╔══
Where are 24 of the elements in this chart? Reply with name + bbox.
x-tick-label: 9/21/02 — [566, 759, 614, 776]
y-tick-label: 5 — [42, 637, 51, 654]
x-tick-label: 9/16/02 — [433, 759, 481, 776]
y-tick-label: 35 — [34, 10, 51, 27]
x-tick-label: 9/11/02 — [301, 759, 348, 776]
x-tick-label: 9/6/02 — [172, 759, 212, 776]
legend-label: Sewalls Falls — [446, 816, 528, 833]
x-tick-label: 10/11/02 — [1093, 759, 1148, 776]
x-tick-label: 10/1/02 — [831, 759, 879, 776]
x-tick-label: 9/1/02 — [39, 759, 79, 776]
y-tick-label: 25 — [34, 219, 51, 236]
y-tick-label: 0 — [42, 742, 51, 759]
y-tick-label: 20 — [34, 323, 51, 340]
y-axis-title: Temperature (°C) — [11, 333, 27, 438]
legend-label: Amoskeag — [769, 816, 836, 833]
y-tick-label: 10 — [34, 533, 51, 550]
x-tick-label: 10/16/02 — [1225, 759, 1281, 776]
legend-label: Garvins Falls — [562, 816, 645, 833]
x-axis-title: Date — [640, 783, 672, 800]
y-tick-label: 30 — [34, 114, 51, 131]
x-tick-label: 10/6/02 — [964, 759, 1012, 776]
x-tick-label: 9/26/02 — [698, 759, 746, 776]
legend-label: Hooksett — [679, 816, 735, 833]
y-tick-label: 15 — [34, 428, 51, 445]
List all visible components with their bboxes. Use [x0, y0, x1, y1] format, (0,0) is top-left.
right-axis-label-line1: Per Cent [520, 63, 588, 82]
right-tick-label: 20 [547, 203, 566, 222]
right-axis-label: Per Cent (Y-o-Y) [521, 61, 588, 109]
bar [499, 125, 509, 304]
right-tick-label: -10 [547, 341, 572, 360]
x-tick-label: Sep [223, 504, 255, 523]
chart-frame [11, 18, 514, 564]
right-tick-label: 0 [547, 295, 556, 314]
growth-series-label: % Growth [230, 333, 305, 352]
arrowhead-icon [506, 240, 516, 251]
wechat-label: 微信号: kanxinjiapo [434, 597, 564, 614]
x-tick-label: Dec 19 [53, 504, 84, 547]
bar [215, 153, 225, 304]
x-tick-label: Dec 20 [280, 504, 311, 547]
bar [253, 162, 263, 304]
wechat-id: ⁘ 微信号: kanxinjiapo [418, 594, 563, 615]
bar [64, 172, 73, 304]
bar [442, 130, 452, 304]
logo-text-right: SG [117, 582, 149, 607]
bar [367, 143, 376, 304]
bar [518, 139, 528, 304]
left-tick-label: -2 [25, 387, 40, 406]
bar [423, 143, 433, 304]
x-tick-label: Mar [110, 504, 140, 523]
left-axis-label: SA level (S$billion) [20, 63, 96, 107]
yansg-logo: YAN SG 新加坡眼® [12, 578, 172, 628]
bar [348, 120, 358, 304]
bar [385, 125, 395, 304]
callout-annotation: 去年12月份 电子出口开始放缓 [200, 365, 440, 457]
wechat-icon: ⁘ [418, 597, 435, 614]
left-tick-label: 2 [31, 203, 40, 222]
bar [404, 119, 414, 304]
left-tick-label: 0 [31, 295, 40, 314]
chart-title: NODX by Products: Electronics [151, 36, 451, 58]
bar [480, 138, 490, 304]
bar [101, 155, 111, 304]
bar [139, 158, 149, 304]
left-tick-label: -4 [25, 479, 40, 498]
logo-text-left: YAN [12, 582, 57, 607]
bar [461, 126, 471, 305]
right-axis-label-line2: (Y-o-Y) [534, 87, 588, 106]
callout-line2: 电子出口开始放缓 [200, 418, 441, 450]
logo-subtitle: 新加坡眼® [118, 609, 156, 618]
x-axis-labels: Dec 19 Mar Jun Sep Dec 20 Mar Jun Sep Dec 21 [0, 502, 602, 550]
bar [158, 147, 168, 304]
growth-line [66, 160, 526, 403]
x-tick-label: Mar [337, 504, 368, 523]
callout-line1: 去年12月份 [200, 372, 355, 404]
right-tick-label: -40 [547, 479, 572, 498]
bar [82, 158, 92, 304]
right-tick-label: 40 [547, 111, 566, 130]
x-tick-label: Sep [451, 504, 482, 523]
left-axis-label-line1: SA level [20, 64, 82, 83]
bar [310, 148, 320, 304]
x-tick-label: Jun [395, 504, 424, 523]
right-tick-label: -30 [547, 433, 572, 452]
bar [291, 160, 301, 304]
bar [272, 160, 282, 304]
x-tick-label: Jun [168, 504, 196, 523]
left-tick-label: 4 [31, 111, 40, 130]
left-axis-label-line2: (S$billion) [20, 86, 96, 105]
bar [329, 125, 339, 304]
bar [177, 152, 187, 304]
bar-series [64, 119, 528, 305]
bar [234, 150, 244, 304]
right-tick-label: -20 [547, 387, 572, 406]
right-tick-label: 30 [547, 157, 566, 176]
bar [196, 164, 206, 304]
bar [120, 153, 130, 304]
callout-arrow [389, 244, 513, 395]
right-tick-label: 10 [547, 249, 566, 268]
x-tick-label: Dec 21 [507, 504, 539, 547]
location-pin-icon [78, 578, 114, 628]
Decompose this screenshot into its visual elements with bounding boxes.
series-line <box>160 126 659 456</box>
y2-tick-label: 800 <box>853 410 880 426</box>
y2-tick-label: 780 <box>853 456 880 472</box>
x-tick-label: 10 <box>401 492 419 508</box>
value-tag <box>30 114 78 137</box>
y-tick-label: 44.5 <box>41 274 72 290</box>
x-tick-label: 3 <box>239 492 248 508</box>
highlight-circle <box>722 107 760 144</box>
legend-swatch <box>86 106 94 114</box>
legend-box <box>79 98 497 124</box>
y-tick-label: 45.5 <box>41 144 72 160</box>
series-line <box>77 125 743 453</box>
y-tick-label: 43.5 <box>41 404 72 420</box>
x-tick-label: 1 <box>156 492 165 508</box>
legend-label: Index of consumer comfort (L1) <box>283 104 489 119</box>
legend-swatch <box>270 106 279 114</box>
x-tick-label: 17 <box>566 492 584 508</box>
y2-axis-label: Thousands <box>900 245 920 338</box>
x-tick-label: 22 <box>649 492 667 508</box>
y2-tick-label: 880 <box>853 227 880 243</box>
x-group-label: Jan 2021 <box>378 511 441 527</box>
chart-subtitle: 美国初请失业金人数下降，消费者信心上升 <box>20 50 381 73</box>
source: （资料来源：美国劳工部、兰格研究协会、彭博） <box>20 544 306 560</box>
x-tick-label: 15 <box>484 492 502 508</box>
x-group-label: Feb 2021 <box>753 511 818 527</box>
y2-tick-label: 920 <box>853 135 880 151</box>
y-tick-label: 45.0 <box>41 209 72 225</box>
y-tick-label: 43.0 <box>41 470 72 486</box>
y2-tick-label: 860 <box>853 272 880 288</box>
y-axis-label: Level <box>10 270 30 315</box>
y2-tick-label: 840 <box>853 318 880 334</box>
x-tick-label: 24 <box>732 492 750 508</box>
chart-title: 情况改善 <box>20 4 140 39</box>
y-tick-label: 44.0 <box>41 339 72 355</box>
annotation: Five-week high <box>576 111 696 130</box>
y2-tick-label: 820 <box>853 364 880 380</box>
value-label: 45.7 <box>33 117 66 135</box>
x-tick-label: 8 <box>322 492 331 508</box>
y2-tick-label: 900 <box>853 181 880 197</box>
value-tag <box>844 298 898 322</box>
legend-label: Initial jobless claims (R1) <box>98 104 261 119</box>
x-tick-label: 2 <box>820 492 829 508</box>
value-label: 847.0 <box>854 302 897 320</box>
╚══
Directions:
Rewrite the material with every "legend-label" changed to "legend-entry" and everything else left as it is.

Exercise output:
Where are 24 of the elements in this chart? Reply with name + bbox.
x-tick-label: 9/21/02 — [566, 759, 614, 776]
y-tick-label: 5 — [42, 637, 51, 654]
x-tick-label: 9/16/02 — [433, 759, 481, 776]
y-tick-label: 35 — [34, 10, 51, 27]
x-tick-label: 9/11/02 — [301, 759, 348, 776]
x-tick-label: 9/6/02 — [172, 759, 212, 776]
legend-entry: Sewalls Falls — [446, 816, 528, 833]
x-tick-label: 10/11/02 — [1093, 759, 1148, 776]
x-tick-label: 10/1/02 — [831, 759, 879, 776]
x-tick-label: 9/1/02 — [39, 759, 79, 776]
y-tick-label: 25 — [34, 219, 51, 236]
y-tick-label: 0 — [42, 742, 51, 759]
y-tick-label: 20 — [34, 323, 51, 340]
y-axis-title: Temperature (°C) — [11, 333, 27, 438]
legend-entry: Amoskeag — [769, 816, 836, 833]
y-tick-label: 10 — [34, 533, 51, 550]
x-tick-label: 10/16/02 — [1225, 759, 1281, 776]
legend-entry: Garvins Falls — [562, 816, 645, 833]
x-axis-title: Date — [640, 783, 672, 800]
y-tick-label: 30 — [34, 114, 51, 131]
x-tick-label: 10/6/02 — [964, 759, 1012, 776]
x-tick-label: 9/26/02 — [698, 759, 746, 776]
legend-entry: Hooksett — [679, 816, 735, 833]
y-tick-label: 15 — [34, 428, 51, 445]
List all visible components with their bboxes. Use [x0, y0, x1, y1] format, (0,0) is top-left.
right-axis-label-line1: Per Cent [520, 63, 588, 82]
right-tick-label: 20 [547, 203, 566, 222]
right-axis-label: Per Cent (Y-o-Y) [521, 61, 588, 109]
bar [499, 125, 509, 304]
right-tick-label: -10 [547, 341, 572, 360]
x-tick-label: Sep [223, 504, 255, 523]
chart-frame [11, 18, 514, 564]
right-tick-label: 0 [547, 295, 556, 314]
growth-series-label: % Growth [230, 333, 305, 352]
arrowhead-icon [506, 240, 516, 251]
wechat-label: 微信号: kanxinjiapo [434, 597, 564, 614]
x-tick-label: Dec 19 [53, 504, 84, 547]
bar [215, 153, 225, 304]
x-tick-label: Dec 20 [280, 504, 311, 547]
bar [253, 162, 263, 304]
wechat-id: ⁘ 微信号: kanxinjiapo [418, 594, 563, 615]
bar [64, 172, 73, 304]
bar [442, 130, 452, 304]
logo-text-right: SG [117, 582, 149, 607]
bar [367, 143, 376, 304]
bar [518, 139, 528, 304]
left-tick-label: -2 [25, 387, 40, 406]
bar [423, 143, 433, 304]
x-tick-label: Mar [110, 504, 140, 523]
left-axis-label: SA level (S$billion) [20, 63, 96, 107]
yansg-logo: YAN SG 新加坡眼® [12, 578, 172, 628]
bar [348, 120, 358, 304]
bar [385, 125, 395, 304]
callout-annotation: 去年12月份 电子出口开始放缓 [200, 365, 440, 457]
wechat-icon: ⁘ [418, 597, 435, 614]
left-tick-label: 2 [31, 203, 40, 222]
bar [404, 119, 414, 304]
left-tick-label: 0 [31, 295, 40, 314]
chart-title: NODX by Products: Electronics [151, 36, 451, 58]
bar [480, 138, 490, 304]
bar [101, 155, 111, 304]
bar [139, 158, 149, 304]
left-tick-label: -4 [25, 479, 40, 498]
logo-text-left: YAN [12, 582, 57, 607]
bar [461, 126, 471, 305]
right-axis-label-line2: (Y-o-Y) [534, 87, 588, 106]
callout-line2: 电子出口开始放缓 [200, 418, 441, 450]
logo-subtitle: 新加坡眼® [118, 609, 156, 618]
x-axis-labels: Dec 19 Mar Jun Sep Dec 20 Mar Jun Sep Dec 21 [0, 502, 602, 550]
bar [158, 147, 168, 304]
growth-line [66, 160, 526, 403]
x-tick-label: Mar [337, 504, 368, 523]
callout-line1: 去年12月份 [200, 372, 355, 404]
right-tick-label: -40 [547, 479, 572, 498]
bar [82, 158, 92, 304]
right-tick-label: 40 [547, 111, 566, 130]
x-tick-label: Sep [451, 504, 482, 523]
left-axis-label-line1: SA level [20, 64, 82, 83]
bar [310, 148, 320, 304]
x-tick-label: Jun [395, 504, 424, 523]
right-tick-label: -30 [547, 433, 572, 452]
bar [291, 160, 301, 304]
bar [272, 160, 282, 304]
x-tick-label: Jun [168, 504, 196, 523]
left-tick-label: 4 [31, 111, 40, 130]
left-axis-label-line2: (S$billion) [20, 86, 96, 105]
bar [329, 125, 339, 304]
bar [177, 152, 187, 304]
bar-series [64, 119, 528, 305]
bar [234, 150, 244, 304]
right-tick-label: -20 [547, 387, 572, 406]
right-tick-label: 30 [547, 157, 566, 176]
bar [196, 164, 206, 304]
bar [120, 153, 130, 304]
callout-arrow [389, 244, 513, 395]
right-tick-label: 10 [547, 249, 566, 268]
x-tick-label: Dec 21 [507, 504, 539, 547]
location-pin-icon [78, 578, 114, 628]
Decompose this screenshot into its visual elements with bounding boxes.
series-line <box>160 126 659 456</box>
y2-tick-label: 800 <box>853 410 880 426</box>
y2-tick-label: 780 <box>853 456 880 472</box>
x-tick-label: 10 <box>401 492 419 508</box>
value-tag <box>30 114 78 137</box>
y-tick-label: 44.5 <box>41 274 72 290</box>
x-tick-label: 3 <box>239 492 248 508</box>
highlight-circle <box>722 107 760 144</box>
legend-swatch <box>86 106 94 114</box>
legend-box <box>79 98 497 124</box>
y-tick-label: 45.5 <box>41 144 72 160</box>
series-line <box>77 125 743 453</box>
y-tick-label: 43.5 <box>41 404 72 420</box>
x-tick-label: 1 <box>156 492 165 508</box>
legend-entry: Index of consumer comfort (L1) <box>283 104 489 119</box>
legend-swatch <box>270 106 279 114</box>
x-tick-label: 17 <box>566 492 584 508</box>
y2-axis-label: Thousands <box>900 245 920 338</box>
x-tick-label: 22 <box>649 492 667 508</box>
y2-tick-label: 880 <box>853 227 880 243</box>
x-group-label: Jan 2021 <box>378 511 441 527</box>
chart-subtitle: 美国初请失业金人数下降，消费者信心上升 <box>20 50 381 73</box>
source: （资料来源：美国劳工部、兰格研究协会、彭博） <box>20 544 306 560</box>
x-tick-label: 15 <box>484 492 502 508</box>
x-group-label: Feb 2021 <box>753 511 818 527</box>
y2-tick-label: 920 <box>853 135 880 151</box>
y-tick-label: 45.0 <box>41 209 72 225</box>
y-tick-label: 43.0 <box>41 470 72 486</box>
y2-tick-label: 860 <box>853 272 880 288</box>
y-axis-label: Level <box>10 270 30 315</box>
y2-tick-label: 840 <box>853 318 880 334</box>
x-tick-label: 24 <box>732 492 750 508</box>
chart-title: 情况改善 <box>20 4 140 39</box>
y-tick-label: 44.0 <box>41 339 72 355</box>
annotation: Five-week high <box>576 111 696 130</box>
y2-tick-label: 820 <box>853 364 880 380</box>
value-label: 45.7 <box>33 117 66 135</box>
x-tick-label: 8 <box>322 492 331 508</box>
y2-tick-label: 900 <box>853 181 880 197</box>
value-tag <box>844 298 898 322</box>
legend-entry: Initial jobless claims (R1) <box>98 104 261 119</box>
x-tick-label: 2 <box>820 492 829 508</box>
value-label: 847.0 <box>854 302 897 320</box>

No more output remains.